## WHAT IS ASKED
Every record must be repeated exactly; omit any pictures they contain.
::: DATA
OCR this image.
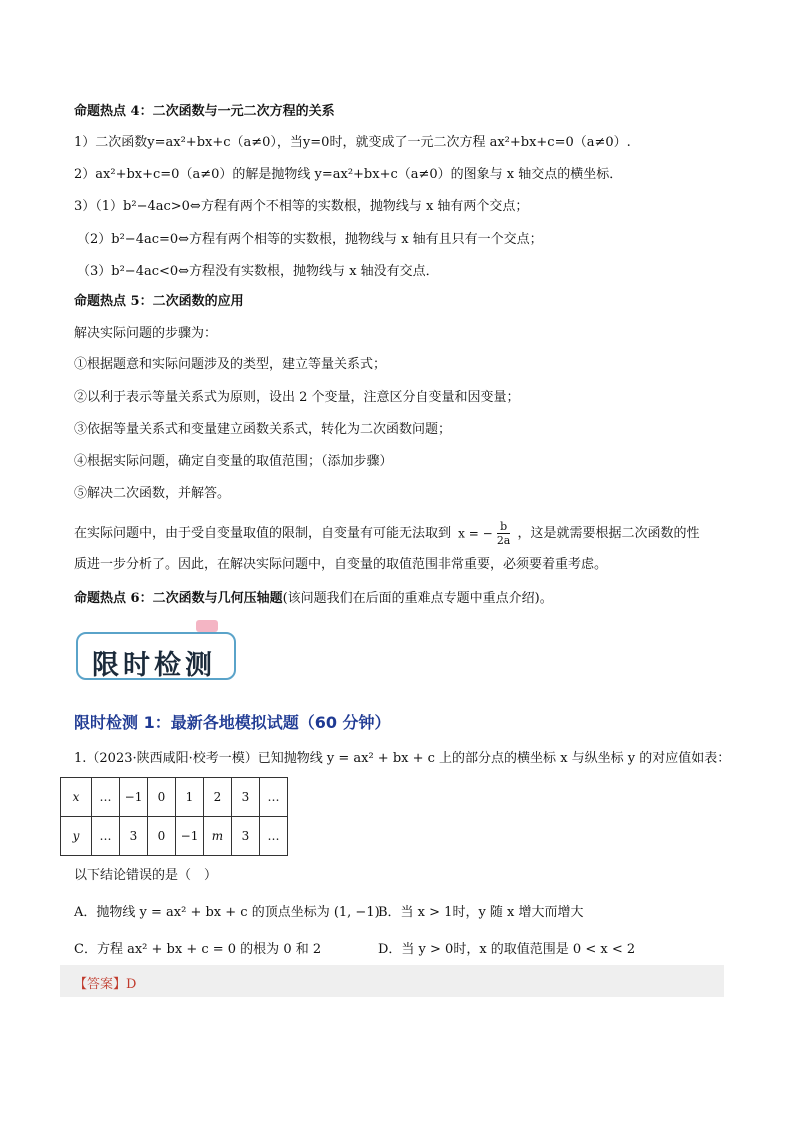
命题热点 4：二次函数与一元二次方程的关系
1）二次函数y=ax²+bx+c（a≠0），当y=0时，就变成了一元二次方程 ax²+bx+c=0（a≠0）.
2）ax²+bx+c=0（a≠0）的解是抛物线 y=ax²+bx+c（a≠0）的图象与 x 轴交点的横坐标．
3）（1）b²−4ac>0⇔方程有两个不相等的实数根，抛物线与 x 轴有两个交点；
（2）b²−4ac=0⇔方程有两个相等的实数根，抛物线与 x 轴有且只有一个交点；
（3）b²−4ac<0⇔方程没有实数根，抛物线与 x 轴没有交点．
命题热点 5：二次函数的应用
解决实际问题的步骤为：
①根据题意和实际问题涉及的类型，建立等量关系式；
②以利于表示等量关系式为原则，设出 2 个变量，注意区分自变量和因变量；
③依据等量关系式和变量建立函数关系式，转化为二次函数问题；
④根据实际问题，确定自变量的取值范围；（添加步骤）
⑤解决二次函数，并解答。
在实际问题中，由于受自变量取值的限制，自变量有可能无法取到 x = − $\frac{b}{2a}$ ，这是就需要根据二次函数的性
质进一步分析了。因此，在解决实际问题中，自变量的取值范围非常重要，必须要着重考虑。
命题热点 6：二次函数与几何压轴题(该问题我们在后面的重难点专题中重点介绍)。
限时检测
限时检测 1：最新各地模拟试题（60 分钟）
1.（2023·陕西咸阳·校考一模）已知抛物线 y = ax² + bx + c 上的部分点的横坐标 x 与纵坐标 y 的对应值如表：
x	…	−1	0	1	2	3	…
y	…	3	0	−1	m	3	…
以下结论错误的是（　）
A．抛物线 y = ax² + bx + c 的顶点坐标为 (1, −1)
B．当 x > 1时，y 随 x 增大而增大
C．方程 ax² + bx + c = 0 的根为 0 和 2	D．当 y > 0时，x 的取值范围是 0 < x < 2
【答案】D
::::::
## THE COMPLETED TASK
OCR this image.
命题热点 4：二次函数与一元二次方程的关系
1）二次函数y=ax²+bx+c（a≠0），当y=0时，就变成了一元二次方程 ax²+bx+c=0（a≠0）.
2）ax²+bx+c=0（a≠0）的解是抛物线 y=ax²+bx+c（a≠0）的图象与 x 轴交点的横坐标．
3）（1）b²−4ac>0⇔方程有两个不相等的实数根，抛物线与 x 轴有两个交点；
（2）b²−4ac=0⇔方程有两个相等的实数根，抛物线与 x 轴有且只有一个交点；
（3）b²−4ac<0⇔方程没有实数根，抛物线与 x 轴没有交点．
命题热点 5：二次函数的应用
解决实际问题的步骤为：
①根据题意和实际问题涉及的类型，建立等量关系式；
②以利于表示等量关系式为原则，设出 2 个变量，注意区分自变量和因变量；
③依据等量关系式和变量建立函数关系式，转化为二次函数问题；
④根据实际问题，确定自变量的取值范围；（添加步骤）
⑤解决二次函数，并解答。
在实际问题中，由于受自变量取值的限制，自变量有可能无法取到 x = − $\frac{b}{2a}$ ，这是就需要根据二次函数的性
质进一步分析了。因此，在解决实际问题中，自变量的取值范围非常重要，必须要着重考虑。
命题热点 6：二次函数与几何压轴题(该问题我们在后面的重难点专题中重点介绍)。
限时检测
限时检测 1：最新各地模拟试题（60 分钟）
1.（2023·陕西咸阳·校考一模）已知抛物线 y = ax² + bx + c 上的部分点的横坐标 x 与纵坐标 y 的对应值如表：
x	…	−1	0	1	2	3	…
y	…	3	0	−1	m	3	…
以下结论错误的是（　）
A．抛物线 y = ax² + bx + c 的顶点坐标为 (1, −1)
B．当 x > 1时，y 随 x 增大而增大
C．方程 ax² + bx + c = 0 的根为 0 和 2	D．当 y > 0时，x 的取值范围是 0 < x < 2
【答案】D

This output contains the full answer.